> **Items**
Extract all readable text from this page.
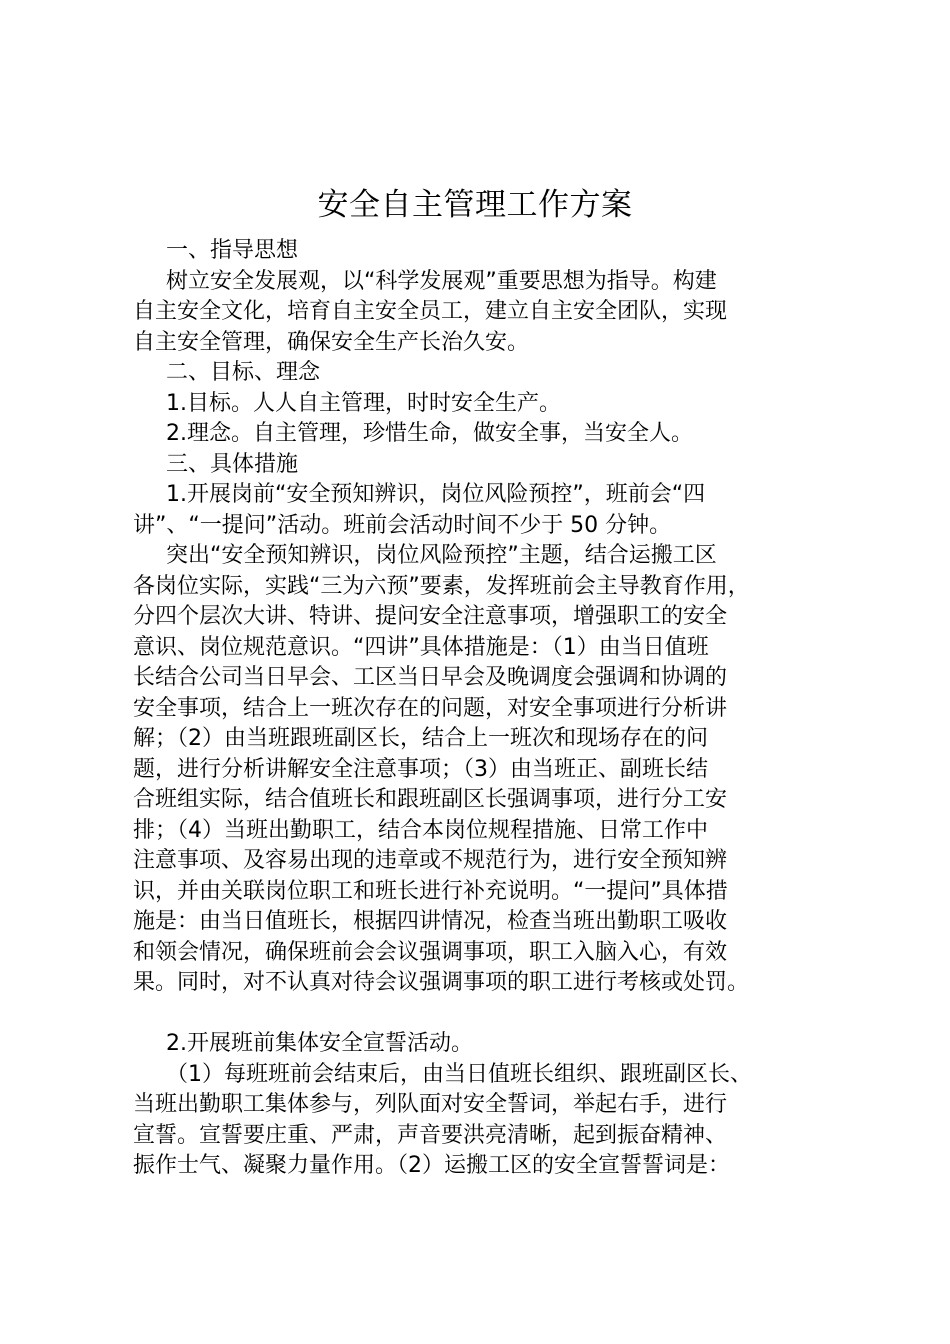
安全自主管理工作方案
一、指导思想
树立安全发展观，以“科学发展观”重要思想为指导。构建
自主安全文化，培育自主安全员工，建立自主安全团队，实现
自主安全管理，确保安全生产长治久安。
二、目标、理念
1.目标。人人自主管理，时时安全生产。
2.理念。自主管理，珍惜生命，做安全事，当安全人。
三、具体措施
1.开展岗前“安全预知辨识，岗位风险预控”，班前会“四
讲”、“一提问”活动。班前会活动时间不少于 50 分钟。
突出“安全预知辨识，岗位风险预控”主题，结合运搬工区
各岗位实际，实践“三为六预”要素，发挥班前会主导教育作用，
分四个层次大讲、特讲、提问安全注意事项，增强职工的安全
意识、岗位规范意识。“四讲”具体措施是：（1）由当日值班
长结合公司当日早会、工区当日早会及晚调度会强调和协调的
安全事项，结合上一班次存在的问题，对安全事项进行分析讲
解；（2）由当班跟班副区长，结合上一班次和现场存在的问
题，进行分析讲解安全注意事项；（3）由当班正、副班长结
合班组实际，结合值班长和跟班副区长强调事项，进行分工安
排；（4）当班出勤职工，结合本岗位规程措施、日常工作中
注意事项、及容易出现的违章或不规范行为，进行安全预知辨
识，并由关联岗位职工和班长进行补充说明。“一提问”具体措
施是：由当日值班长，根据四讲情况，检查当班出勤职工吸收
和领会情况，确保班前会会议强调事项，职工入脑入心，有效
果。同时，对不认真对待会议强调事项的职工进行考核或处罚。
2.开展班前集体安全宣誓活动。
（1）每班班前会结束后，由当日值班长组织、跟班副区长、
当班出勤职工集体参与，列队面对安全誓词，举起右手，进行
宣誓。宣誓要庄重、严肃，声音要洪亮清晰，起到振奋精神、
振作士气、凝聚力量作用。（2）运搬工区的安全宣誓誓词是：
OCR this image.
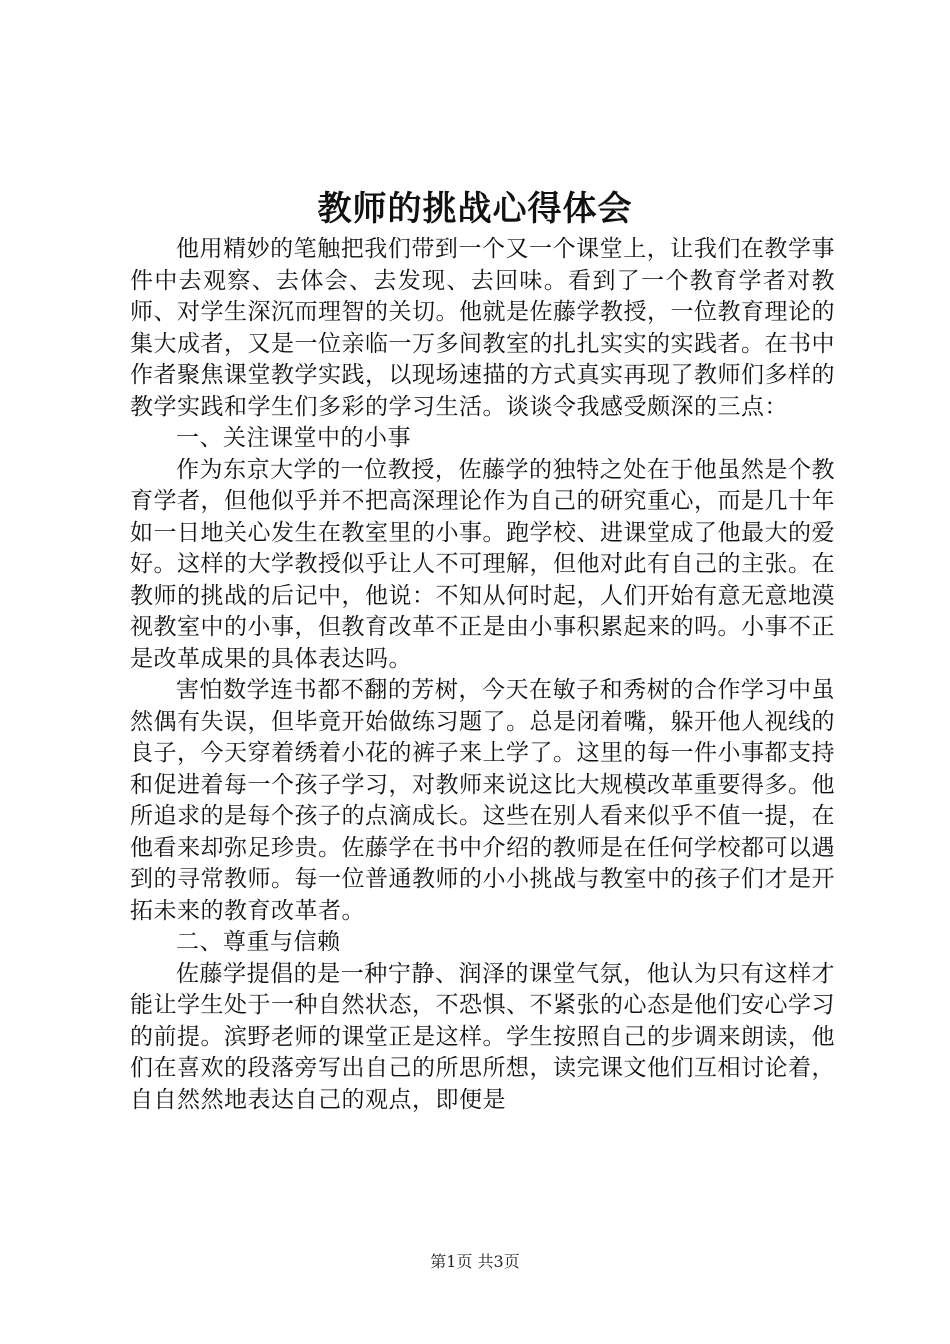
教师的挑战心得体会

他用精妙的笔触把我们带到一个又一个课堂上，让我们在教学事件中去观察、去体会、去发现、去回味。看到了一个教育学者对教师、对学生深沉而理智的关切。他就是佐藤学教授，一位教育理论的集大成者，又是一位亲临一万多间教室的扎扎实实的实践者。在书中作者聚焦课堂教学实践，以现场速描的方式真实再现了教师们多样的教学实践和学生们多彩的学习生活。谈谈令我感受颇深的三点：

一、关注课堂中的小事

作为东京大学的一位教授，佐藤学的独特之处在于他虽然是个教育学者，但他似乎并不把高深理论作为自己的研究重心，而是几十年如一日地关心发生在教室里的小事。跑学校、进课堂成了他最大的爱好。这样的大学教授似乎让人不可理解，但他对此有自己的主张。在教师的挑战的后记中，他说：不知从何时起，人们开始有意无意地漠视教室中的小事，但教育改革不正是由小事积累起来的吗。小事不正是改革成果的具体表达吗。

害怕数学连书都不翻的芳树，今天在敏子和秀树的合作学习中虽然偶有失误，但毕竟开始做练习题了。总是闭着嘴，躲开他人视线的良子，今天穿着绣着小花的裤子来上学了。这里的每一件小事都支持和促进着每一个孩子学习，对教师来说这比大规模改革重要得多。他所追求的是每个孩子的点滴成长。这些在别人看来似乎不值一提，在他看来却弥足珍贵。佐藤学在书中介绍的教师是在任何学校都可以遇到的寻常教师。每一位普通教师的小小挑战与教室中的孩子们才是开拓未来的教育改革者。

二、尊重与信赖

佐藤学提倡的是一种宁静、润泽的课堂气氛，他认为只有这样才能让学生处于一种自然状态，不恐惧、不紧张的心态是他们安心学习的前提。滨野老师的课堂正是这样。学生按照自己的步调来朗读，他们在喜欢的段落旁写出自己的所思所想，读完课文他们互相讨论着，自自然然地表达自己的观点，即便是

第1页 共3页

> **Requirement**
All the lines above are to be reproduced exactly, except the pictures.

> **Exercise solution**
Extract all readable text from this page.
安全自主管理工作方案
一、指导思想
树立安全发展观，以“科学发展观”重要思想为指导。构建
自主安全文化，培育自主安全员工，建立自主安全团队，实现
自主安全管理，确保安全生产长治久安。
二、目标、理念
1.目标。人人自主管理，时时安全生产。
2.理念。自主管理，珍惜生命，做安全事，当安全人。
三、具体措施
1.开展岗前“安全预知辨识，岗位风险预控”，班前会“四
讲”、“一提问”活动。班前会活动时间不少于 50 分钟。
突出“安全预知辨识，岗位风险预控”主题，结合运搬工区
各岗位实际，实践“三为六预”要素，发挥班前会主导教育作用，
分四个层次大讲、特讲、提问安全注意事项，增强职工的安全
意识、岗位规范意识。“四讲”具体措施是：（1）由当日值班
长结合公司当日早会、工区当日早会及晚调度会强调和协调的
安全事项，结合上一班次存在的问题，对安全事项进行分析讲
解；（2）由当班跟班副区长，结合上一班次和现场存在的问
题，进行分析讲解安全注意事项；（3）由当班正、副班长结
合班组实际，结合值班长和跟班副区长强调事项，进行分工安
排；（4）当班出勤职工，结合本岗位规程措施、日常工作中
注意事项、及容易出现的违章或不规范行为，进行安全预知辨
识，并由关联岗位职工和班长进行补充说明。“一提问”具体措
施是：由当日值班长，根据四讲情况，检查当班出勤职工吸收
和领会情况，确保班前会会议强调事项，职工入脑入心，有效
果。同时，对不认真对待会议强调事项的职工进行考核或处罚。
2.开展班前集体安全宣誓活动。
（1）每班班前会结束后，由当日值班长组织、跟班副区长、
当班出勤职工集体参与，列队面对安全誓词，举起右手，进行
宣誓。宣誓要庄重、严肃，声音要洪亮清晰，起到振奋精神、
振作士气、凝聚力量作用。（2）运搬工区的安全宣誓誓词是：
OCR this image.
教师的挑战心得体会

他用精妙的笔触把我们带到一个又一个课堂上，让我们在教学事件中去观察、去体会、去发现、去回味。看到了一个教育学者对教师、对学生深沉而理智的关切。他就是佐藤学教授，一位教育理论的集大成者，又是一位亲临一万多间教室的扎扎实实的实践者。在书中作者聚焦课堂教学实践，以现场速描的方式真实再现了教师们多样的教学实践和学生们多彩的学习生活。谈谈令我感受颇深的三点：

一、关注课堂中的小事

作为东京大学的一位教授，佐藤学的独特之处在于他虽然是个教育学者，但他似乎并不把高深理论作为自己的研究重心，而是几十年如一日地关心发生在教室里的小事。跑学校、进课堂成了他最大的爱好。这样的大学教授似乎让人不可理解，但他对此有自己的主张。在教师的挑战的后记中，他说：不知从何时起，人们开始有意无意地漠视教室中的小事，但教育改革不正是由小事积累起来的吗。小事不正是改革成果的具体表达吗。

害怕数学连书都不翻的芳树，今天在敏子和秀树的合作学习中虽然偶有失误，但毕竟开始做练习题了。总是闭着嘴，躲开他人视线的良子，今天穿着绣着小花的裤子来上学了。这里的每一件小事都支持和促进着每一个孩子学习，对教师来说这比大规模改革重要得多。他所追求的是每个孩子的点滴成长。这些在别人看来似乎不值一提，在他看来却弥足珍贵。佐藤学在书中介绍的教师是在任何学校都可以遇到的寻常教师。每一位普通教师的小小挑战与教室中的孩子们才是开拓未来的教育改革者。

二、尊重与信赖

佐藤学提倡的是一种宁静、润泽的课堂气氛，他认为只有这样才能让学生处于一种自然状态，不恐惧、不紧张的心态是他们安心学习的前提。滨野老师的课堂正是这样。学生按照自己的步调来朗读，他们在喜欢的段落旁写出自己的所思所想，读完课文他们互相讨论着，自自然然地表达自己的观点，即便是

第1页 共3页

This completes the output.